WORK TO COMPLETE: Please copy out all of the items below, line for line, leaving out the pictures.
** Start RECORDS PROVIDED **
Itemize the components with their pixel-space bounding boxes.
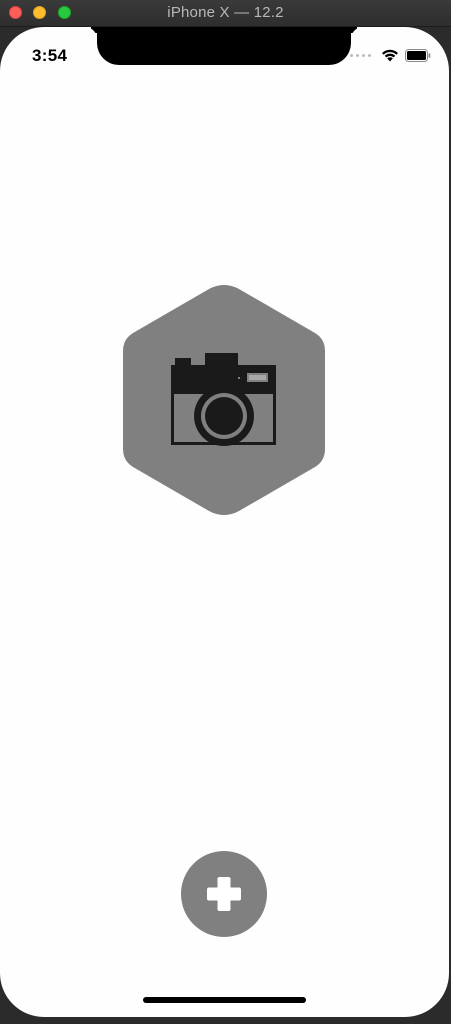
camera-icon xyxy=(171,353,276,446)
add-button[interactable] xyxy=(181,851,267,937)
window-titlebar: iPhone X — 12.2 xyxy=(0,0,451,27)
signal-dots-icon xyxy=(350,53,371,57)
battery-icon xyxy=(405,48,431,62)
hexagon-shape xyxy=(123,285,325,515)
simulator-window: iPhone X — 12.2 3:54 xyxy=(0,0,451,1024)
status-time: 3:54 xyxy=(32,46,68,65)
device-screen: 3:54 xyxy=(0,27,449,1017)
plus-icon xyxy=(207,877,241,911)
home-indicator[interactable] xyxy=(143,997,306,1003)
photo-placeholder[interactable] xyxy=(121,285,327,515)
status-icons xyxy=(350,47,431,63)
window-title: iPhone X — 12.2 xyxy=(167,4,284,21)
device-notch xyxy=(97,27,351,65)
wifi-icon xyxy=(382,49,398,62)
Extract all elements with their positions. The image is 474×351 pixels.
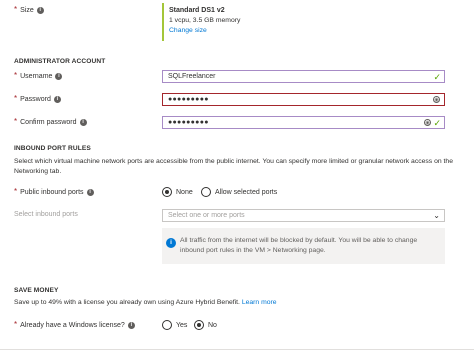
admin-section-heading: ADMINISTRATOR ACCOUNT [14, 58, 106, 65]
check-icon: ✓ [433, 118, 441, 128]
save-money-description-row: Save up to 49% with a license you alread… [14, 298, 277, 308]
radio-none-control[interactable] [162, 187, 172, 197]
info-banner-text: All traffic from the internet will be bl… [180, 237, 418, 254]
info-icon[interactable]: i [36, 6, 44, 14]
username-label-row: * Username i [14, 71, 63, 80]
radio-allow-control[interactable] [201, 187, 211, 197]
info-icon[interactable]: i [79, 118, 87, 126]
required-asterisk: * [14, 187, 18, 196]
password-label: Password [20, 95, 51, 103]
radio-allow-selected-ports[interactable]: Allow selected ports [201, 187, 277, 197]
password-label-row: * Password i [14, 95, 61, 103]
reveal-password-icon[interactable]: ◉ [433, 96, 440, 103]
public-ports-label-row: * Public inbound ports i [14, 188, 94, 196]
size-summary: Standard DS1 v2 1 vcpu, 3.5 GB memory Ch… [162, 3, 302, 41]
info-circle-icon: i [166, 238, 176, 248]
inbound-description: Select which virtual machine network por… [14, 158, 453, 175]
select-ports-placeholder: Select one or more ports [168, 212, 245, 219]
radio-no[interactable]: No [194, 320, 217, 330]
confirm-password-label-row: * Confirm password i [14, 118, 87, 126]
save-money-description: Save up to 49% with a license you alread… [14, 299, 240, 306]
select-ports-dropdown[interactable]: Select one or more ports ⌄ [162, 209, 445, 222]
radio-none-label: None [176, 188, 193, 196]
required-asterisk: * [14, 117, 18, 126]
required-asterisk: * [14, 320, 18, 329]
radio-yes-label: Yes [176, 321, 188, 329]
bottom-divider [0, 349, 474, 350]
username-value: SQLFreelancer [168, 73, 216, 80]
change-size-link[interactable]: Change size [169, 27, 302, 34]
learn-more-link[interactable]: Learn more [242, 299, 277, 306]
password-value: ●●●●●●●●● [168, 96, 209, 103]
size-name: Standard DS1 v2 [169, 7, 225, 14]
radio-none[interactable]: None [162, 187, 193, 197]
radio-yes-control[interactable] [162, 320, 172, 330]
password-field[interactable]: ●●●●●●●●● ◉ [162, 93, 445, 106]
required-asterisk: * [14, 94, 18, 103]
confirm-password-label: Confirm password [20, 118, 77, 126]
confirm-password-value: ●●●●●●●●● [168, 119, 209, 126]
username-field[interactable]: SQLFreelancer ✓ [162, 70, 445, 83]
required-asterisk: * [14, 71, 18, 80]
size-label: Size [20, 6, 34, 14]
info-icon[interactable]: i [127, 321, 135, 329]
inbound-section-heading: INBOUND PORT RULES [14, 145, 91, 152]
license-label: Already have a Windows license? [20, 321, 125, 329]
size-detail: 1 vcpu, 3.5 GB memory [169, 17, 241, 24]
info-icon[interactable]: i [53, 95, 61, 103]
radio-yes[interactable]: Yes [162, 320, 187, 330]
info-banner: i All traffic from the internet will be … [162, 228, 445, 264]
confirm-password-field[interactable]: ●●●●●●●●● ◉ ✓ [162, 116, 445, 129]
save-money-heading: SAVE MONEY [14, 287, 59, 294]
size-label-row: * Size i [14, 6, 44, 14]
radio-no-control[interactable] [194, 320, 204, 330]
required-asterisk: * [14, 5, 18, 14]
info-icon[interactable]: i [86, 188, 94, 196]
radio-allow-label: Allow selected ports [215, 188, 278, 196]
select-ports-label: Select inbound ports [14, 211, 78, 218]
license-label-row: * Already have a Windows license? i [14, 321, 135, 329]
public-ports-label: Public inbound ports [20, 188, 84, 196]
reveal-password-icon[interactable]: ◉ [424, 119, 431, 126]
username-label: Username [20, 72, 53, 80]
check-icon: ✓ [433, 72, 441, 82]
chevron-down-icon: ⌄ [433, 211, 440, 220]
radio-no-label: No [208, 321, 217, 329]
info-icon[interactable]: i [55, 72, 63, 80]
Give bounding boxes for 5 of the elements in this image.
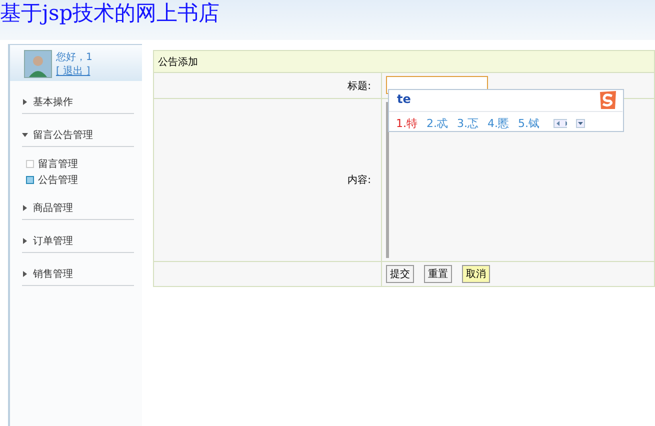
** End RECORDS PROVIDED **
ANSWER TO THE EXERCISE:
Itemize the components with their pixel-space bounding boxes.
camera-icon xyxy=(171,353,276,446)
add-button[interactable] xyxy=(181,851,267,937)
window-titlebar: iPhone X — 12.2 xyxy=(0,0,451,27)
signal-dots-icon xyxy=(350,53,371,57)
battery-icon xyxy=(405,48,431,62)
hexagon-shape xyxy=(123,285,325,515)
simulator-window: iPhone X — 12.2 3:54 xyxy=(0,0,451,1024)
status-time: 3:54 xyxy=(32,46,68,65)
device-screen: 3:54 xyxy=(0,27,449,1017)
plus-icon xyxy=(207,877,241,911)
home-indicator[interactable] xyxy=(143,997,306,1003)
photo-placeholder[interactable] xyxy=(121,285,327,515)
status-icons xyxy=(350,47,431,63)
window-title: iPhone X — 12.2 xyxy=(167,4,284,21)
device-notch xyxy=(97,27,351,65)
wifi-icon xyxy=(382,49,398,62)
Extract all elements with their positions. The image is 474×351 pixels.
admin-section-heading: ADMINISTRATOR ACCOUNT [14, 58, 106, 65]
check-icon: ✓ [433, 118, 441, 128]
save-money-description-row: Save up to 49% with a license you alread… [14, 298, 277, 308]
radio-none-control[interactable] [162, 187, 172, 197]
info-banner-text: All traffic from the internet will be bl… [180, 237, 418, 254]
info-icon[interactable]: i [36, 6, 44, 14]
username-label-row: * Username i [14, 71, 63, 80]
radio-allow-control[interactable] [201, 187, 211, 197]
info-icon[interactable]: i [79, 118, 87, 126]
required-asterisk: * [14, 187, 18, 196]
password-label: Password [20, 95, 51, 103]
radio-allow-selected-ports[interactable]: Allow selected ports [201, 187, 277, 197]
password-label-row: * Password i [14, 95, 61, 103]
reveal-password-icon[interactable]: ◉ [433, 96, 440, 103]
public-ports-label-row: * Public inbound ports i [14, 188, 94, 196]
size-summary: Standard DS1 v2 1 vcpu, 3.5 GB memory Ch… [162, 3, 302, 41]
info-circle-icon: i [166, 238, 176, 248]
inbound-description: Select which virtual machine network por… [14, 158, 453, 175]
select-ports-placeholder: Select one or more ports [168, 212, 245, 219]
radio-no[interactable]: No [194, 320, 217, 330]
confirm-password-label-row: * Confirm password i [14, 118, 87, 126]
save-money-description: Save up to 49% with a license you alread… [14, 299, 240, 306]
select-ports-dropdown[interactable]: Select one or more ports ⌄ [162, 209, 445, 222]
radio-none-label: None [176, 188, 193, 196]
required-asterisk: * [14, 117, 18, 126]
required-asterisk: * [14, 320, 18, 329]
radio-yes-label: Yes [176, 321, 188, 329]
bottom-divider [0, 349, 474, 350]
username-value: SQLFreelancer [168, 73, 216, 80]
change-size-link[interactable]: Change size [169, 27, 302, 34]
learn-more-link[interactable]: Learn more [242, 299, 277, 306]
password-value: ●●●●●●●●● [168, 96, 209, 103]
size-name: Standard DS1 v2 [169, 7, 225, 14]
radio-none[interactable]: None [162, 187, 193, 197]
radio-yes-control[interactable] [162, 320, 172, 330]
password-field[interactable]: ●●●●●●●●● ◉ [162, 93, 445, 106]
required-asterisk: * [14, 94, 18, 103]
confirm-password-label: Confirm password [20, 118, 77, 126]
confirm-password-value: ●●●●●●●●● [168, 119, 209, 126]
username-field[interactable]: SQLFreelancer ✓ [162, 70, 445, 83]
required-asterisk: * [14, 71, 18, 80]
size-label: Size [20, 6, 34, 14]
info-icon[interactable]: i [127, 321, 135, 329]
inbound-section-heading: INBOUND PORT RULES [14, 145, 91, 152]
license-label: Already have a Windows license? [20, 321, 125, 329]
size-detail: 1 vcpu, 3.5 GB memory [169, 17, 241, 24]
info-icon[interactable]: i [53, 95, 61, 103]
radio-yes[interactable]: Yes [162, 320, 187, 330]
info-banner: i All traffic from the internet will be … [162, 228, 445, 264]
confirm-password-field[interactable]: ●●●●●●●●● ◉ ✓ [162, 116, 445, 129]
save-money-heading: SAVE MONEY [14, 287, 59, 294]
size-label-row: * Size i [14, 6, 44, 14]
radio-no-control[interactable] [194, 320, 204, 330]
required-asterisk: * [14, 5, 18, 14]
info-icon[interactable]: i [86, 188, 94, 196]
radio-allow-label: Allow selected ports [215, 188, 278, 196]
select-ports-label: Select inbound ports [14, 211, 78, 218]
license-label-row: * Already have a Windows license? i [14, 321, 135, 329]
public-ports-label: Public inbound ports [20, 188, 84, 196]
reveal-password-icon[interactable]: ◉ [424, 119, 431, 126]
username-label: Username [20, 72, 53, 80]
check-icon: ✓ [433, 72, 441, 82]
chevron-down-icon: ⌄ [433, 211, 440, 220]
radio-no-label: No [208, 321, 217, 329]
info-icon[interactable]: i [55, 72, 63, 80]
Give bounding boxes for 5 of the elements in this image.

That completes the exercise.